> WORK TO BE COMPLETED: Look through the data and write out every line with the word "warning" in it.

> STORED RECORDS:
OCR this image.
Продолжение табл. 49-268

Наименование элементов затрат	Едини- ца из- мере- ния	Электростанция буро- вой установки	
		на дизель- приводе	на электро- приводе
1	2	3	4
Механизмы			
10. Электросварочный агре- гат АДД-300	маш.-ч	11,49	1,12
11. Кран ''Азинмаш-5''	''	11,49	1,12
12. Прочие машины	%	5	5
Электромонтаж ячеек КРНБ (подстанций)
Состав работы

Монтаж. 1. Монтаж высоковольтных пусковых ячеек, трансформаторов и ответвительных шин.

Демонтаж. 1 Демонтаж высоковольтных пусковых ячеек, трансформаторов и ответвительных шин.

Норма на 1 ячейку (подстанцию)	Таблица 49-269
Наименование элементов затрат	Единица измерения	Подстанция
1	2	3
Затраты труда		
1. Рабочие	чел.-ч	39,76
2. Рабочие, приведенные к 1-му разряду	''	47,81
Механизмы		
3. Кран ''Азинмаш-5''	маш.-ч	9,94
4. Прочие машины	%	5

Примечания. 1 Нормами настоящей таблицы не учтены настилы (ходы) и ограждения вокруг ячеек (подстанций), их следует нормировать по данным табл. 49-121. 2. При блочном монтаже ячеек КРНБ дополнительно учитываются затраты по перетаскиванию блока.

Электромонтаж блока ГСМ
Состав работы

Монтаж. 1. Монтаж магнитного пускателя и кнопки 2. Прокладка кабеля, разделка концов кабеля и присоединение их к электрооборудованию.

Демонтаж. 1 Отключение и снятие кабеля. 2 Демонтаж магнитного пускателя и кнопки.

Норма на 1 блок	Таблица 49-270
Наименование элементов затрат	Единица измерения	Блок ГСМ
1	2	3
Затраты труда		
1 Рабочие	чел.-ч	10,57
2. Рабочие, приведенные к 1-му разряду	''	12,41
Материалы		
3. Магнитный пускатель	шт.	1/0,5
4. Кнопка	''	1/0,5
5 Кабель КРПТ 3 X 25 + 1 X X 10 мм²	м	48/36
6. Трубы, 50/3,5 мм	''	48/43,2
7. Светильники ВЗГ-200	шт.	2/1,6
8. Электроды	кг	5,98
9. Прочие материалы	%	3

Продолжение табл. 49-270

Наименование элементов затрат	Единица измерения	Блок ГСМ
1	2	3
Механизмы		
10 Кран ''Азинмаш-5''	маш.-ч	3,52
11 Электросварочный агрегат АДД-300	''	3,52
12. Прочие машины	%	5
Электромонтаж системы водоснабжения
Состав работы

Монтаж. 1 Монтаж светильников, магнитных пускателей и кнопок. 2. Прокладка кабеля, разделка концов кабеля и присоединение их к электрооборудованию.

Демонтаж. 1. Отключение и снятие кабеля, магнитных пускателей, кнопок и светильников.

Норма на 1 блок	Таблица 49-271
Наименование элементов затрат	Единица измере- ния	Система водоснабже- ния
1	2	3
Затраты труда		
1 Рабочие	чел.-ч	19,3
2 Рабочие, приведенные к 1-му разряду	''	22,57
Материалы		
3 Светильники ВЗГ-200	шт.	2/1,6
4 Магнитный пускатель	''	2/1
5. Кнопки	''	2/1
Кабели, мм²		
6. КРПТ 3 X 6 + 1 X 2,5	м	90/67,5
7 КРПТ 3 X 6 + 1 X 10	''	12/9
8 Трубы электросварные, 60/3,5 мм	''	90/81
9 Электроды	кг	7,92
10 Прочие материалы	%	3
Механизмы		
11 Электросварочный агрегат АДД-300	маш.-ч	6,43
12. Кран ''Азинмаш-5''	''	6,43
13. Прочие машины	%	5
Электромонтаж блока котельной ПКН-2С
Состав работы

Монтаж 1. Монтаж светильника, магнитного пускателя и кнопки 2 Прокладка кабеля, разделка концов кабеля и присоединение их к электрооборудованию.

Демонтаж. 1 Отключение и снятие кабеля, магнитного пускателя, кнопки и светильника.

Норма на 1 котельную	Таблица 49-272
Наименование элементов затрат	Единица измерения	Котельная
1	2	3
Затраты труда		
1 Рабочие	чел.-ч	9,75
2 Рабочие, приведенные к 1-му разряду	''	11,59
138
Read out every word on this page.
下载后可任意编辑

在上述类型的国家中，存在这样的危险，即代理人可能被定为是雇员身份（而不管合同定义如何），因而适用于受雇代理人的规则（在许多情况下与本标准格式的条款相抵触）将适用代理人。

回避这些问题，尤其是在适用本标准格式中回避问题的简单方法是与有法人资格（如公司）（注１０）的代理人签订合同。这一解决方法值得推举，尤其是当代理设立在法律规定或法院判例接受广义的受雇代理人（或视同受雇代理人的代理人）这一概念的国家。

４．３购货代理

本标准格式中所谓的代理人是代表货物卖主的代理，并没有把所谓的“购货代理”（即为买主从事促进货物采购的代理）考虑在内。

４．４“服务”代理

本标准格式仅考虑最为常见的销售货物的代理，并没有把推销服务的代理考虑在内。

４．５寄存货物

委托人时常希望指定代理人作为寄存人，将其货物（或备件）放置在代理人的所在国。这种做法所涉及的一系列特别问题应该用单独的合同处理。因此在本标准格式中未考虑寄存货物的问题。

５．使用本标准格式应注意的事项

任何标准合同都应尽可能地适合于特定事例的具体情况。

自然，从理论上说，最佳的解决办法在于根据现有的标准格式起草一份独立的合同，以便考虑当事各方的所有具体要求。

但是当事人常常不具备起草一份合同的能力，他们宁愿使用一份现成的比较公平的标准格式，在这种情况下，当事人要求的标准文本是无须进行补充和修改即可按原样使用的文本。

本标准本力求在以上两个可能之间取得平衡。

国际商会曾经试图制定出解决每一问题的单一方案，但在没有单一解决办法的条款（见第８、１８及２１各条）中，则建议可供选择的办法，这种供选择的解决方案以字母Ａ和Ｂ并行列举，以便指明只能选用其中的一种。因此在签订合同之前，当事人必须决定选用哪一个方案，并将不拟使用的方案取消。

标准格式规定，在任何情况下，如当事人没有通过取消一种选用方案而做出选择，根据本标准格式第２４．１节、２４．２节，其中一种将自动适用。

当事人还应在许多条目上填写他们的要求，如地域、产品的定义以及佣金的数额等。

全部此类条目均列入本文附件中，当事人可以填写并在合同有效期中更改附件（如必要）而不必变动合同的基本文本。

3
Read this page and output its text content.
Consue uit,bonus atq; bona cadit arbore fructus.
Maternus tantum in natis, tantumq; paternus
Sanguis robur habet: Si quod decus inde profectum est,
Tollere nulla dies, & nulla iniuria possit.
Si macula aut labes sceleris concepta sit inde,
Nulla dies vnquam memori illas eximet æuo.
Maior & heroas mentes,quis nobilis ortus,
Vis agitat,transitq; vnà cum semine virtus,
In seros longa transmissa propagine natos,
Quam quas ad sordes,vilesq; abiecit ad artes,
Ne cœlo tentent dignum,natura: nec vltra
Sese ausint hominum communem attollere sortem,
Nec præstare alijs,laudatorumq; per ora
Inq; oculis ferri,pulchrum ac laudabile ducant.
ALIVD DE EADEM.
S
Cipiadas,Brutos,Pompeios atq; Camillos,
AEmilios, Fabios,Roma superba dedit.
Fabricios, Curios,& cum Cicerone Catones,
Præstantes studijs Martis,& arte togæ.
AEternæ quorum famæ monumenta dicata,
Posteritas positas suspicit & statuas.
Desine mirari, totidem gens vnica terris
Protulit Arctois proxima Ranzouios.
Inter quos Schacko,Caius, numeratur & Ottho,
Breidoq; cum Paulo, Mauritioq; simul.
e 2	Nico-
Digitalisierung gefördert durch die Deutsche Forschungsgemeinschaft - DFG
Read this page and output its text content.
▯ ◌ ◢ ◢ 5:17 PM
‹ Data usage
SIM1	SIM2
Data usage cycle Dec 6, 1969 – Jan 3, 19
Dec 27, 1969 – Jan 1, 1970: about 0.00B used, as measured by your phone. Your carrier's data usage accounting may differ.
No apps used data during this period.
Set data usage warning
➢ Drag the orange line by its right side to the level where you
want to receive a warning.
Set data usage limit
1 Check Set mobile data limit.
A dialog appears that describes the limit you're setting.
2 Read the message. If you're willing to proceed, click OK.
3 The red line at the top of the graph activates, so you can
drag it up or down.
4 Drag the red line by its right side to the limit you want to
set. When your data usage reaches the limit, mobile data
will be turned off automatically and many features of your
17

> WRITTEN SOLUTION:
Set data usage warning
want to receive a warning.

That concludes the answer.